--- begin ---
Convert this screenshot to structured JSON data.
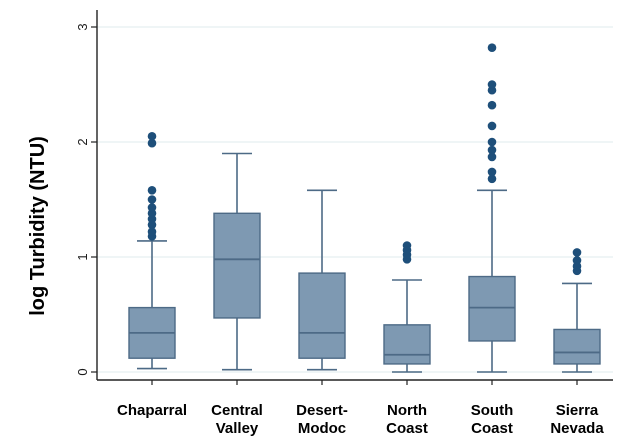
{
  "chart_data": {
    "type": "box",
    "title": "",
    "xlabel": "",
    "ylabel": "log Turbidity (NTU)",
    "ylim": [
      -0.05,
      3.1
    ],
    "yticks": [
      "0",
      "1",
      "2",
      "3"
    ],
    "grid": "horizontal",
    "legend": "none",
    "colors": {
      "plot_background": "#ffffff",
      "gridline": "#eaf2f3",
      "box_fill": "#7e99b2",
      "box_stroke": "#4d6a86",
      "outlier": "#1e4f7a",
      "axis": "#222222"
    },
    "categories": [
      [
        "Chaparral"
      ],
      [
        "Central",
        "Valley"
      ],
      [
        "Desert-",
        "Modoc"
      ],
      [
        "North",
        "Coast"
      ],
      [
        "South",
        "Coast"
      ],
      [
        "Sierra",
        "Nevada"
      ]
    ],
    "boxes": [
      {
        "whisker_low": 0.03,
        "q1": 0.12,
        "median": 0.34,
        "q3": 0.56,
        "whisker_high": 1.14,
        "outliers": [
          1.18,
          1.22,
          1.28,
          1.33,
          1.38,
          1.43,
          1.5,
          1.58,
          1.99,
          2.05
        ]
      },
      {
        "whisker_low": 0.02,
        "q1": 0.47,
        "median": 0.98,
        "q3": 1.38,
        "whisker_high": 1.9,
        "outliers": []
      },
      {
        "whisker_low": 0.02,
        "q1": 0.12,
        "median": 0.34,
        "q3": 0.86,
        "whisker_high": 1.58,
        "outliers": []
      },
      {
        "whisker_low": 0.0,
        "q1": 0.07,
        "median": 0.15,
        "q3": 0.41,
        "whisker_high": 0.8,
        "outliers": [
          0.98,
          1.02,
          1.06,
          1.1
        ]
      },
      {
        "whisker_low": 0.0,
        "q1": 0.27,
        "median": 0.56,
        "q3": 0.83,
        "whisker_high": 1.58,
        "outliers": [
          1.68,
          1.74,
          1.87,
          1.93,
          2.0,
          2.14,
          2.32,
          2.45,
          2.5,
          2.82
        ]
      },
      {
        "whisker_low": 0.0,
        "q1": 0.07,
        "median": 0.17,
        "q3": 0.37,
        "whisker_high": 0.77,
        "outliers": [
          0.88,
          0.92,
          0.97,
          1.04
        ]
      }
    ]
  }
}
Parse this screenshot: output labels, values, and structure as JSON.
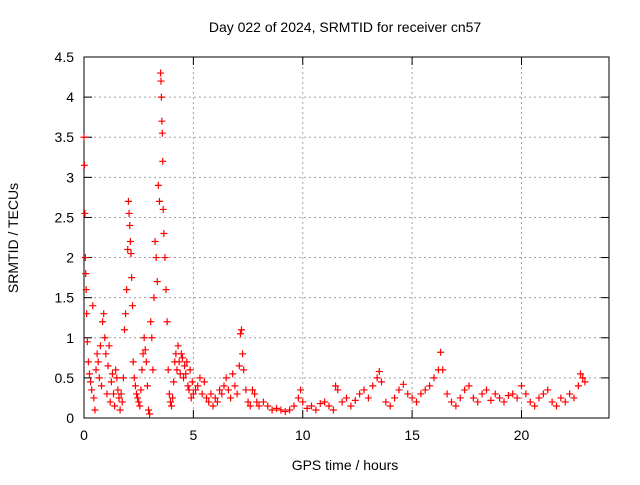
--- end ---
Repeat the lines above exactly, and keep every picture out.

Convert this screenshot to structured JSON data.
{
  "chart_data": {
    "type": "box",
    "title": "",
    "xlabel": "",
    "ylabel": "log Turbidity (NTU)",
    "ylim": [
      -0.05,
      3.1
    ],
    "yticks": [
      "0",
      "1",
      "2",
      "3"
    ],
    "grid": "horizontal",
    "legend": "none",
    "colors": {
      "plot_background": "#ffffff",
      "gridline": "#eaf2f3",
      "box_fill": "#7e99b2",
      "box_stroke": "#4d6a86",
      "outlier": "#1e4f7a",
      "axis": "#222222"
    },
    "categories": [
      [
        "Chaparral"
      ],
      [
        "Central",
        "Valley"
      ],
      [
        "Desert-",
        "Modoc"
      ],
      [
        "North",
        "Coast"
      ],
      [
        "South",
        "Coast"
      ],
      [
        "Sierra",
        "Nevada"
      ]
    ],
    "boxes": [
      {
        "whisker_low": 0.03,
        "q1": 0.12,
        "median": 0.34,
        "q3": 0.56,
        "whisker_high": 1.14,
        "outliers": [
          1.18,
          1.22,
          1.28,
          1.33,
          1.38,
          1.43,
          1.5,
          1.58,
          1.99,
          2.05
        ]
      },
      {
        "whisker_low": 0.02,
        "q1": 0.47,
        "median": 0.98,
        "q3": 1.38,
        "whisker_high": 1.9,
        "outliers": []
      },
      {
        "whisker_low": 0.02,
        "q1": 0.12,
        "median": 0.34,
        "q3": 0.86,
        "whisker_high": 1.58,
        "outliers": []
      },
      {
        "whisker_low": 0.0,
        "q1": 0.07,
        "median": 0.15,
        "q3": 0.41,
        "whisker_high": 0.8,
        "outliers": [
          0.98,
          1.02,
          1.06,
          1.1
        ]
      },
      {
        "whisker_low": 0.0,
        "q1": 0.27,
        "median": 0.56,
        "q3": 0.83,
        "whisker_high": 1.58,
        "outliers": [
          1.68,
          1.74,
          1.87,
          1.93,
          2.0,
          2.14,
          2.32,
          2.45,
          2.5,
          2.82
        ]
      },
      {
        "whisker_low": 0.0,
        "q1": 0.07,
        "median": 0.17,
        "q3": 0.37,
        "whisker_high": 0.77,
        "outliers": [
          0.88,
          0.92,
          0.97,
          1.04
        ]
      }
    ]
  }
}
Parse this screenshot: output labels, values, and structure as JSON.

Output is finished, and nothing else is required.